## REQUEST
Search the data below for the string "this". Extract every line that contains it.

## GIVEN RECORDS
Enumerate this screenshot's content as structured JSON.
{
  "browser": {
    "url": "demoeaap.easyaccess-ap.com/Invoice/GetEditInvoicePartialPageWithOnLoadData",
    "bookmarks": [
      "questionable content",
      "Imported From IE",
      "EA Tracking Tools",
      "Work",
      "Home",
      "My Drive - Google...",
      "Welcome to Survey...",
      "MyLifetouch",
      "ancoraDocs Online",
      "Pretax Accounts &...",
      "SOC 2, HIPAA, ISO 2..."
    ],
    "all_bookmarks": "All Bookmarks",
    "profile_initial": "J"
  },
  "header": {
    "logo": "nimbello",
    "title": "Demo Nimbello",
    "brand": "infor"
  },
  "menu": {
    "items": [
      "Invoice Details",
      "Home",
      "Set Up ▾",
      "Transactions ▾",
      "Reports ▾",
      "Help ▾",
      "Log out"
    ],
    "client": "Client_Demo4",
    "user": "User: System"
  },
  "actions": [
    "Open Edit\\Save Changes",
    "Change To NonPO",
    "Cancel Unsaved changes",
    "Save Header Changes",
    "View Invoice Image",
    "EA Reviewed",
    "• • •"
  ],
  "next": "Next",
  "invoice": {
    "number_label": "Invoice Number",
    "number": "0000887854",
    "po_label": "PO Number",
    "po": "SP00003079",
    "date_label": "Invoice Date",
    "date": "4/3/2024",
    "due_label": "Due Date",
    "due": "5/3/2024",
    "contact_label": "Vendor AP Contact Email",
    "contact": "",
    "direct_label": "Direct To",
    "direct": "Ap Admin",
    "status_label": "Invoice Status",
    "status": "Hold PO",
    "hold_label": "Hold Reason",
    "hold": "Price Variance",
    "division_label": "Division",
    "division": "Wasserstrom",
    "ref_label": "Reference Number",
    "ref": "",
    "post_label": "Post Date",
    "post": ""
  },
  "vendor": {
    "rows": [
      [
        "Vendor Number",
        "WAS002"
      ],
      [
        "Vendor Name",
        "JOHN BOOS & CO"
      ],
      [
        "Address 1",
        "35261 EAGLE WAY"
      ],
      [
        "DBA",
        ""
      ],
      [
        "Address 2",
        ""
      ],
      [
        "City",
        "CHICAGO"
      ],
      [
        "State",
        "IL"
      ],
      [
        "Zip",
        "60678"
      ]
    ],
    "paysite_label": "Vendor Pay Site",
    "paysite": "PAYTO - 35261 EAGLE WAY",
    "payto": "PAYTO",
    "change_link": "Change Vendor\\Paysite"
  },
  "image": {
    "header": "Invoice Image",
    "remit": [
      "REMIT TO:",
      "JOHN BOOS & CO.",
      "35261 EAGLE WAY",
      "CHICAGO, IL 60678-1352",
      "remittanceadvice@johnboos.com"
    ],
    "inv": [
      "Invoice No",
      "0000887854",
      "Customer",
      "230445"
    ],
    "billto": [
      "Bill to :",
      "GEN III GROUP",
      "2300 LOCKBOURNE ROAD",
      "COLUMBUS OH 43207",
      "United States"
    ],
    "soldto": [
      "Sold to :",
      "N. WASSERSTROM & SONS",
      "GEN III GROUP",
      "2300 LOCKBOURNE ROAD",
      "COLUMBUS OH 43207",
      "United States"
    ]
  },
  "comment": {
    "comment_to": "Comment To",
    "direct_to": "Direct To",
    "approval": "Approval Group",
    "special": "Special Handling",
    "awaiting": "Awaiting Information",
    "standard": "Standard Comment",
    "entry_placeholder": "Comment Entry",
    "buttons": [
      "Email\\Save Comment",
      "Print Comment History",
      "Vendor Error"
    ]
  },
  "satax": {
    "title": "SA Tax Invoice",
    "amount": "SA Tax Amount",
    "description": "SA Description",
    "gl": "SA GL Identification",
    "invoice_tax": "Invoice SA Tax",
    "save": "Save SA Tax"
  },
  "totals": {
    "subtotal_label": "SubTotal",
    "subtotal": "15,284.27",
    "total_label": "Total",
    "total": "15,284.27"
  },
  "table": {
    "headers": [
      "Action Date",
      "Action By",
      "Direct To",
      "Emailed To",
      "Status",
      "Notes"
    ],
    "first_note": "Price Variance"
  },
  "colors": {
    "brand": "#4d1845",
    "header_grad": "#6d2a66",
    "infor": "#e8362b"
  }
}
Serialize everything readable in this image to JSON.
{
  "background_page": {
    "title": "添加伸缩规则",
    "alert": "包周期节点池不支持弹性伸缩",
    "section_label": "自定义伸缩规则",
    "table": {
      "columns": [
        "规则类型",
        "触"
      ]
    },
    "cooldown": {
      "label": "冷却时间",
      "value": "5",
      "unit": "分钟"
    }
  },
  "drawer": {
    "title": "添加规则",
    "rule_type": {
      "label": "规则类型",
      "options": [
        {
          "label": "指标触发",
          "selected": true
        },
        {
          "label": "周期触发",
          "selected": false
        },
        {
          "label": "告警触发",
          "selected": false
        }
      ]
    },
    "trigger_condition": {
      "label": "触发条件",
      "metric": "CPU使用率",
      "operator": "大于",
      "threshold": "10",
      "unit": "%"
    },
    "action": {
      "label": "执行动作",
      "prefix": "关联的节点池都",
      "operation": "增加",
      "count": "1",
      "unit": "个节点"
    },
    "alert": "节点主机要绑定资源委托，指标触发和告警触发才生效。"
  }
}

## ANSWER FOR THE TASK
Enumerate this screenshot's content as structured JSON.
Serialize everything readable in this image to JSON.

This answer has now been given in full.